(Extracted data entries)
──────────────────────────────

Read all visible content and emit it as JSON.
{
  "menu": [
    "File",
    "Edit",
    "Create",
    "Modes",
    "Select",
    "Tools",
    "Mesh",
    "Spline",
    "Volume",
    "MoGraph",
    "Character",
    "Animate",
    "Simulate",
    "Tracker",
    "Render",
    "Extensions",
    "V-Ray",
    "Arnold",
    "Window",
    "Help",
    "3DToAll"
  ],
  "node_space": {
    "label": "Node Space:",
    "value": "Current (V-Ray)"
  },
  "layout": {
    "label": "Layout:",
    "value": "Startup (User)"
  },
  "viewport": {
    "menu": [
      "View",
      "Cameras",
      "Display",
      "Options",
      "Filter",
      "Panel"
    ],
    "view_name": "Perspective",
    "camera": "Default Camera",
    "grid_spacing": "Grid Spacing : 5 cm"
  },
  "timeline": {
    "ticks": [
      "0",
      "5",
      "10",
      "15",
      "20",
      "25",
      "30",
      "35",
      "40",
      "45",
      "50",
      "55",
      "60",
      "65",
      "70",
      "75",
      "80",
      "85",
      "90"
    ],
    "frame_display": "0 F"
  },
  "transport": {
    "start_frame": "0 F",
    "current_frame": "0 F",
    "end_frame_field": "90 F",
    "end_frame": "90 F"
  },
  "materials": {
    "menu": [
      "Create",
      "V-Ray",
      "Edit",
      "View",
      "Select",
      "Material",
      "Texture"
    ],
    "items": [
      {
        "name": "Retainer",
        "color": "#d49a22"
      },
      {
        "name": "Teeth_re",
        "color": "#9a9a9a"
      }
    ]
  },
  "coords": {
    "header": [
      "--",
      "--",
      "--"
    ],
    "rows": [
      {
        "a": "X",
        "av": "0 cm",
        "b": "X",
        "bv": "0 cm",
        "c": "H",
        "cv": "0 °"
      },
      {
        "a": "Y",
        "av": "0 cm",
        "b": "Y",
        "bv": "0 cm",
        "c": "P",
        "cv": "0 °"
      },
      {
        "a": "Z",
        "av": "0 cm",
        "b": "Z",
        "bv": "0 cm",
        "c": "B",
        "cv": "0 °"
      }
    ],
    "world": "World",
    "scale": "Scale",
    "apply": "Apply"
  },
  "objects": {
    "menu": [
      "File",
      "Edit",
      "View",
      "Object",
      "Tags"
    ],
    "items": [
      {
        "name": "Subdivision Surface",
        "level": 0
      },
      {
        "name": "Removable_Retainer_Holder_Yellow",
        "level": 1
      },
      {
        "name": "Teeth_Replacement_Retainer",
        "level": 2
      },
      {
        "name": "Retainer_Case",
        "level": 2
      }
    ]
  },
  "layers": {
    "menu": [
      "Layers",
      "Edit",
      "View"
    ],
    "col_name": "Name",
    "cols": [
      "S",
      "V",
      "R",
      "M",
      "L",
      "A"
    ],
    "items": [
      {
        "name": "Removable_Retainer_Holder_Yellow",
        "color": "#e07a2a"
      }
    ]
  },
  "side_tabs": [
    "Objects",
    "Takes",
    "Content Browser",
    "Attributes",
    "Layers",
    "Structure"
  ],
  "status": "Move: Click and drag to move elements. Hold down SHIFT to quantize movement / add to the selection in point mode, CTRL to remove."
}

──────────────────────────────

▸ **Exercise brief**: Copy all of the data exactly.

▸ **Exercise response**:
Read all visible content and emit it as JSON.
{
  "menu": [
    "File",
    "Edit",
    "Create",
    "Modes",
    "Select",
    "Tools",
    "Mesh",
    "Spline",
    "Volume",
    "MoGraph",
    "Character",
    "Animate",
    "Simulate",
    "Tracker",
    "Render",
    "Extensions",
    "V-Ray",
    "Arnold",
    "Window",
    "Help",
    "3DToAll"
  ],
  "node_space": {
    "label": "Node Space:",
    "value": "Current (V-Ray)"
  },
  "layout": {
    "label": "Layout:",
    "value": "Startup (User)"
  },
  "viewport": {
    "menu": [
      "View",
      "Cameras",
      "Display",
      "Options",
      "Filter",
      "Panel"
    ],
    "view_name": "Perspective",
    "camera": "Default Camera",
    "grid_spacing": "Grid Spacing : 5 cm"
  },
  "timeline": {
    "ticks": [
      "0",
      "5",
      "10",
      "15",
      "20",
      "25",
      "30",
      "35",
      "40",
      "45",
      "50",
      "55",
      "60",
      "65",
      "70",
      "75",
      "80",
      "85",
      "90"
    ],
    "frame_display": "0 F"
  },
  "transport": {
    "start_frame": "0 F",
    "current_frame": "0 F",
    "end_frame_field": "90 F",
    "end_frame": "90 F"
  },
  "materials": {
    "menu": [
      "Create",
      "V-Ray",
      "Edit",
      "View",
      "Select",
      "Material",
      "Texture"
    ],
    "items": [
      {
        "name": "Retainer",
        "color": "#d49a22"
      },
      {
        "name": "Teeth_re",
        "color": "#9a9a9a"
      }
    ]
  },
  "coords": {
    "header": [
      "--",
      "--",
      "--"
    ],
    "rows": [
      {
        "a": "X",
        "av": "0 cm",
        "b": "X",
        "bv": "0 cm",
        "c": "H",
        "cv": "0 °"
      },
      {
        "a": "Y",
        "av": "0 cm",
        "b": "Y",
        "bv": "0 cm",
        "c": "P",
        "cv": "0 °"
      },
      {
        "a": "Z",
        "av": "0 cm",
        "b": "Z",
        "bv": "0 cm",
        "c": "B",
        "cv": "0 °"
      }
    ],
    "world": "World",
    "scale": "Scale",
    "apply": "Apply"
  },
  "objects": {
    "menu": [
      "File",
      "Edit",
      "View",
      "Object",
      "Tags"
    ],
    "items": [
      {
        "name": "Subdivision Surface",
        "level": 0
      },
      {
        "name": "Removable_Retainer_Holder_Yellow",
        "level": 1
      },
      {
        "name": "Teeth_Replacement_Retainer",
        "level": 2
      },
      {
        "name": "Retainer_Case",
        "level": 2
      }
    ]
  },
  "layers": {
    "menu": [
      "Layers",
      "Edit",
      "View"
    ],
    "col_name": "Name",
    "cols": [
      "S",
      "V",
      "R",
      "M",
      "L",
      "A"
    ],
    "items": [
      {
        "name": "Removable_Retainer_Holder_Yellow",
        "color": "#e07a2a"
      }
    ]
  },
  "side_tabs": [
    "Objects",
    "Takes",
    "Content Browser",
    "Attributes",
    "Layers",
    "Structure"
  ],
  "status": "Move: Click and drag to move elements. Hold down SHIFT to quantize movement / add to the selection in point mode, CTRL to remove."
}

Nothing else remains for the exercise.